*WHAT NEEDS TO BE DONE*.
Show only those lines of the entries where the string "sapiens" is found.

Dataset rows for apps and sites:
------------------------------

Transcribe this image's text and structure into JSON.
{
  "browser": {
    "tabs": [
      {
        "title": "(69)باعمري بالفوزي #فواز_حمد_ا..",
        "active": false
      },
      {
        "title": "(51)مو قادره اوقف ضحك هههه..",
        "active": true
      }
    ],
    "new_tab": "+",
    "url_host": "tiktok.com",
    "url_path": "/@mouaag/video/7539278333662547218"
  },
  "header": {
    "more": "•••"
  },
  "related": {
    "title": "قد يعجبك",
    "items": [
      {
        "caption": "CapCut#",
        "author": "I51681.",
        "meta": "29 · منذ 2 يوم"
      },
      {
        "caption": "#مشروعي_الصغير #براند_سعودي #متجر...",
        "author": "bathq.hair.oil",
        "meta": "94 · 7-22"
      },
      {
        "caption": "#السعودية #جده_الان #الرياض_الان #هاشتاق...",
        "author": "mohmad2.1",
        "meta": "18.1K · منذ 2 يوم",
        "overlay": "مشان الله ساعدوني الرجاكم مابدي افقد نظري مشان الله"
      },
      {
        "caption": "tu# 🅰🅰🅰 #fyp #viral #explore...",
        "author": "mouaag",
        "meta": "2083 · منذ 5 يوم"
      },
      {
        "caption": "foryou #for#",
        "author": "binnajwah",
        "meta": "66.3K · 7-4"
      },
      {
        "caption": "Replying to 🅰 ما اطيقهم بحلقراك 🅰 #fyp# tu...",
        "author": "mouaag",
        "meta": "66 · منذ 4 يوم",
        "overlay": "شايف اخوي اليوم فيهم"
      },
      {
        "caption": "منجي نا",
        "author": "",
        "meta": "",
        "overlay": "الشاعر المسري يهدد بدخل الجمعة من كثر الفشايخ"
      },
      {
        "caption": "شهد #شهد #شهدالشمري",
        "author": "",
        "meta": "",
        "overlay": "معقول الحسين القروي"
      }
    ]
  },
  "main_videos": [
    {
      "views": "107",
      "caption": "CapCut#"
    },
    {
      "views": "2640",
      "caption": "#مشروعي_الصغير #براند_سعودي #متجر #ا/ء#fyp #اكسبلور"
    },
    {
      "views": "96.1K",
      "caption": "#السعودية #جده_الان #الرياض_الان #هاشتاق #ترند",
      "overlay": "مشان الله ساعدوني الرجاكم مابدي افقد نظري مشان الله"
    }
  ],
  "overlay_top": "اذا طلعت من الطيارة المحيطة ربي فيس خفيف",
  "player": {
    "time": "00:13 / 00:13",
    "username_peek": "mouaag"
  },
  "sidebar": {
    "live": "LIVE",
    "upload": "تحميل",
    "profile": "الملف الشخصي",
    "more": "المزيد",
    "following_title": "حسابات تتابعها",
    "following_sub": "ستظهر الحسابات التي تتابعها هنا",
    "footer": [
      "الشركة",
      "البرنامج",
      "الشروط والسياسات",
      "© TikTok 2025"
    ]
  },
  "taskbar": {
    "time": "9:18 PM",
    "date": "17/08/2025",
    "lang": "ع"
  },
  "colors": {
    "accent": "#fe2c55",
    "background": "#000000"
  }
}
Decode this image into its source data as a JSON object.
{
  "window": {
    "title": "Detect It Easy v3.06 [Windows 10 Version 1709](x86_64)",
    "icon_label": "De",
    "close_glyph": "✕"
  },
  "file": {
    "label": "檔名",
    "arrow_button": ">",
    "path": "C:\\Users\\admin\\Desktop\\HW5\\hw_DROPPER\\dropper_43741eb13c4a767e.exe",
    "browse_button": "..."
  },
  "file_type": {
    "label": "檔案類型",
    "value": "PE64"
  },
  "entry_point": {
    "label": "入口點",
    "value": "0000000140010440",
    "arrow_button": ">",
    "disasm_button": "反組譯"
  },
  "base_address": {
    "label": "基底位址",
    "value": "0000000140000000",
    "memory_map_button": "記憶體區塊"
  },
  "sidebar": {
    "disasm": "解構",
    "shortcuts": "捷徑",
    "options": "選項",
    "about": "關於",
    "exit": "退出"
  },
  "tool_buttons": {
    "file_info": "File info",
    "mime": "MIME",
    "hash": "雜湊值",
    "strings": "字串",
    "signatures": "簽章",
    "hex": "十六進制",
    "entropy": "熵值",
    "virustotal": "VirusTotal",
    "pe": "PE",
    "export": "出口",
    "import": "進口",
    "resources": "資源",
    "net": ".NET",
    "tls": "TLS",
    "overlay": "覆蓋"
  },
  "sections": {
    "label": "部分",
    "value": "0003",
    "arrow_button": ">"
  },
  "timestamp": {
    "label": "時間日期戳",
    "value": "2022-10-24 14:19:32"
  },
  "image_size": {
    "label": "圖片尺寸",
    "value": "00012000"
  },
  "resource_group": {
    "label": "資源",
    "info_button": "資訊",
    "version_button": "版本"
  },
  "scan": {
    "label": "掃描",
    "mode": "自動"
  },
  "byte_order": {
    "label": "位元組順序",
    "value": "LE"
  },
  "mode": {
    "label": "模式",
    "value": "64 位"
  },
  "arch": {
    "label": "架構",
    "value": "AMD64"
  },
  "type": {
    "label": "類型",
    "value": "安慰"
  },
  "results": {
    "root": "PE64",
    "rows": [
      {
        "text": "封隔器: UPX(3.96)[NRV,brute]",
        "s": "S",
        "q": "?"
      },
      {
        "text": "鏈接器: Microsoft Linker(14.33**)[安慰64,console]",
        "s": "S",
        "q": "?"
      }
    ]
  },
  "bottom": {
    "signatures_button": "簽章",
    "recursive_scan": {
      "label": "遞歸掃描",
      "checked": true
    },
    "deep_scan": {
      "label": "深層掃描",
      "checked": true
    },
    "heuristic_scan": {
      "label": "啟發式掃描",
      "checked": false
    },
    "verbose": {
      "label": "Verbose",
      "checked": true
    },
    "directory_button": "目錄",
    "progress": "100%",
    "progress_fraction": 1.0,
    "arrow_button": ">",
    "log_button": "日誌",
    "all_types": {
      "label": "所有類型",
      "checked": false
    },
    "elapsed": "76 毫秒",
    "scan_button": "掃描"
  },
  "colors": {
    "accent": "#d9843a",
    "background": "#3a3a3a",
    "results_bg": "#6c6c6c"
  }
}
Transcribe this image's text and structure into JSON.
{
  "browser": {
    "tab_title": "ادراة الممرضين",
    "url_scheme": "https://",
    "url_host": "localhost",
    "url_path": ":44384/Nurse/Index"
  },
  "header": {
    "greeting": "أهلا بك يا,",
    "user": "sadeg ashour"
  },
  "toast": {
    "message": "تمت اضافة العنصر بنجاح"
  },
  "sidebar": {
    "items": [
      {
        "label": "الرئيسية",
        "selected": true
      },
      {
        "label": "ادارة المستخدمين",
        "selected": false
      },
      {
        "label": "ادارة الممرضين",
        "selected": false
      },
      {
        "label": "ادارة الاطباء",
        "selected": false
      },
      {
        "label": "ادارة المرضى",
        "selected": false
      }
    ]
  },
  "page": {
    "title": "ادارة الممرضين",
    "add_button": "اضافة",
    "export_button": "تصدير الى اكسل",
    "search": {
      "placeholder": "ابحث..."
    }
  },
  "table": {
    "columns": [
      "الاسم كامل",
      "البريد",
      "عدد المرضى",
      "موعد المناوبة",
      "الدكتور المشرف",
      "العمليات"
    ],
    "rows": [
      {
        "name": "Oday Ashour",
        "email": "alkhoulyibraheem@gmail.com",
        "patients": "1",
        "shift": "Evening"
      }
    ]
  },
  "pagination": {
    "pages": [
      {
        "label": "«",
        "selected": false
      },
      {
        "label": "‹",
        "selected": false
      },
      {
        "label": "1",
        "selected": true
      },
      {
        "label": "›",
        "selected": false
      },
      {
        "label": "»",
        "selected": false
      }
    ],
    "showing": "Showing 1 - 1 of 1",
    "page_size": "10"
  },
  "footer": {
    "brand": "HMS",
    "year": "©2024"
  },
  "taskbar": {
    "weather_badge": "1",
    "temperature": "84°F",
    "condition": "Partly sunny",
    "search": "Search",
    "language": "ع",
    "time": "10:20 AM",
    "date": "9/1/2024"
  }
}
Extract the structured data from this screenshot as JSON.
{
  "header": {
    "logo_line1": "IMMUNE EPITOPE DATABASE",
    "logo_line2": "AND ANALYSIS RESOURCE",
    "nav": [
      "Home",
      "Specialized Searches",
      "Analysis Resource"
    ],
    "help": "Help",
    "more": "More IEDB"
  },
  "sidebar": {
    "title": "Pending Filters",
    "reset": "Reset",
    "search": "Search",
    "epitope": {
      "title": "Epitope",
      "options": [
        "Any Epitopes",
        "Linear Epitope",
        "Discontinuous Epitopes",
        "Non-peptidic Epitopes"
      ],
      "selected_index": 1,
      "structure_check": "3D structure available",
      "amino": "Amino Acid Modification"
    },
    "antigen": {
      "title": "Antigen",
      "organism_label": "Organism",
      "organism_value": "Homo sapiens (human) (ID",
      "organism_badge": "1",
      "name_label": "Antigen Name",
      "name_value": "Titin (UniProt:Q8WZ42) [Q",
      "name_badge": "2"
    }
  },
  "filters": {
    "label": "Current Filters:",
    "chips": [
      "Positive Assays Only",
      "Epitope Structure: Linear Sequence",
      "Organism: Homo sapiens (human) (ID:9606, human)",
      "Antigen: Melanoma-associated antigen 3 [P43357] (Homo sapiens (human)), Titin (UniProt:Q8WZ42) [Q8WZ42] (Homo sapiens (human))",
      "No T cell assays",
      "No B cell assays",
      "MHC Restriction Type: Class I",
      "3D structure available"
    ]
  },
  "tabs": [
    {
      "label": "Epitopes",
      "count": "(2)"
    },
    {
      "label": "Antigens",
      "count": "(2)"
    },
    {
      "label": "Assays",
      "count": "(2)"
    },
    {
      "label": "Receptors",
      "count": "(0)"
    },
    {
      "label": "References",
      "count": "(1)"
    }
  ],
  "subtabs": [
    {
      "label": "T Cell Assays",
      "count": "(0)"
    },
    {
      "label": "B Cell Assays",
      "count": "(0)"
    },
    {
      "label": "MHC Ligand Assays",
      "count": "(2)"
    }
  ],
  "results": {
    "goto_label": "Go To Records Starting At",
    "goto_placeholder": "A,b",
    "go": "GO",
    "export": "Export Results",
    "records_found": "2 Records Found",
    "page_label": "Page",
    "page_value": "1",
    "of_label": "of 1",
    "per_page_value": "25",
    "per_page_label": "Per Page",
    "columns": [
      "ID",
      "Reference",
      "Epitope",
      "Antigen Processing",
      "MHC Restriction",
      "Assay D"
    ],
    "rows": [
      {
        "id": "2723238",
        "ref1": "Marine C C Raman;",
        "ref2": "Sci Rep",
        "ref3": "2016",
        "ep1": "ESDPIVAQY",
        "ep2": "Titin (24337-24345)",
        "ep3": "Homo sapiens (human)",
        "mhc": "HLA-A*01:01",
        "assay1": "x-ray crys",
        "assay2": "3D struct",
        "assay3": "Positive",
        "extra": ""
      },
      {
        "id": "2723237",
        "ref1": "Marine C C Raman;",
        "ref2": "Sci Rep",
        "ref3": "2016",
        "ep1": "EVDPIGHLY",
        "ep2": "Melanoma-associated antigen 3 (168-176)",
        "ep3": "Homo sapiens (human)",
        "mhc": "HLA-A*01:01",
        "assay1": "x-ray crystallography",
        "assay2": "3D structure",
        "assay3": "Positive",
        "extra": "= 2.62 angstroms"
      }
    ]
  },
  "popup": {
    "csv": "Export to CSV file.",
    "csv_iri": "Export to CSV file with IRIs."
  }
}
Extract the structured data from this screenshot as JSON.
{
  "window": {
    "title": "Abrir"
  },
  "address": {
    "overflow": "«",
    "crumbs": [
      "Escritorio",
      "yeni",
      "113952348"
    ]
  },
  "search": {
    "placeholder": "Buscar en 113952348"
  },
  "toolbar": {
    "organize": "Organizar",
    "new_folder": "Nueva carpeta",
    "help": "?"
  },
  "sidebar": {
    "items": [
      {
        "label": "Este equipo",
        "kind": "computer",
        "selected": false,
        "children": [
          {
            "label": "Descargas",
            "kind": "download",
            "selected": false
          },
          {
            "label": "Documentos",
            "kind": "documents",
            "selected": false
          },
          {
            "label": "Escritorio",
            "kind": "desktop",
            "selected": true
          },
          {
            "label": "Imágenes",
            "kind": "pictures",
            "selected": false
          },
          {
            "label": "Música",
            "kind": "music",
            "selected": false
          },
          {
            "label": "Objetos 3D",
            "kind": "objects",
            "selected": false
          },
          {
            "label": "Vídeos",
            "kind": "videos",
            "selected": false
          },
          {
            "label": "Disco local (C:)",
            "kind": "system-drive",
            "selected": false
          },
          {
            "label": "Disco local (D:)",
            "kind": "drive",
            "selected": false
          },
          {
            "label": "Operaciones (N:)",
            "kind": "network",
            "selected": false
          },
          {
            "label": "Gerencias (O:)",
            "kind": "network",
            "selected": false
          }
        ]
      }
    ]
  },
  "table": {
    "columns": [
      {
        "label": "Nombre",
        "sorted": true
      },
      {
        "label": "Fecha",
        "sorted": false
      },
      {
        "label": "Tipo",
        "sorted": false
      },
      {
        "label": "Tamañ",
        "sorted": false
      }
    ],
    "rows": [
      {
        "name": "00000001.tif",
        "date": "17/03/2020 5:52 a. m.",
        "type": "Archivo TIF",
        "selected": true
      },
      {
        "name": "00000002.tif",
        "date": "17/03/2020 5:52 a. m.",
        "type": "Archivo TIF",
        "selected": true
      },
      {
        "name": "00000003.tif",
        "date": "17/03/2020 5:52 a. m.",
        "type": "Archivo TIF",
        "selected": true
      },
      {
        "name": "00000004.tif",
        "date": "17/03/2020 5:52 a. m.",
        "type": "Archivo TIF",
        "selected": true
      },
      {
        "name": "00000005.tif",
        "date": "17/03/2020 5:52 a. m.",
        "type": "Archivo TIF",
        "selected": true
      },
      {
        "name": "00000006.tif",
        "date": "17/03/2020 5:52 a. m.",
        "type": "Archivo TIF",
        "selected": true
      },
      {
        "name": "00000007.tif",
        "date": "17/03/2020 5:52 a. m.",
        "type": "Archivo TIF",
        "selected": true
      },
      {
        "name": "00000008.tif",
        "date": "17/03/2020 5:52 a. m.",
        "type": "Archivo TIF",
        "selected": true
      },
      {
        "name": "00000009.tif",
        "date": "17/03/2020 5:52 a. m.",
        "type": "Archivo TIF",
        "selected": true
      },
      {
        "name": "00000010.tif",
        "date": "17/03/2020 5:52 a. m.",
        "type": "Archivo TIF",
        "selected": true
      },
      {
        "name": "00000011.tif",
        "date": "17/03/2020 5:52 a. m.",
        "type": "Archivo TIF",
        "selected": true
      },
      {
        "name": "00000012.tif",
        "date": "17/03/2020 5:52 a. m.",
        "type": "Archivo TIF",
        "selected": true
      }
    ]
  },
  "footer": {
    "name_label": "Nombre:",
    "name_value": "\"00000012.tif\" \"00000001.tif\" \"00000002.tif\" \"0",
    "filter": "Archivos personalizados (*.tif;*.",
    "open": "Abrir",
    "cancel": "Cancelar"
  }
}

------------------------------

*ANSWER TO THIS EXERCISE*.
      "organism_value": "Homo sapiens (human) (ID",
      "Organism: Homo sapiens (human) (ID:9606, human)",
      "Antigen: Melanoma-associated antigen 3 [P43357] (Homo sapiens (human)), Titin (UniProt:Q8WZ42) [Q8WZ42] (Homo sapiens (human))",
        "ep3": "Homo sapiens (human)",
        "ep3": "Homo sapiens (human)",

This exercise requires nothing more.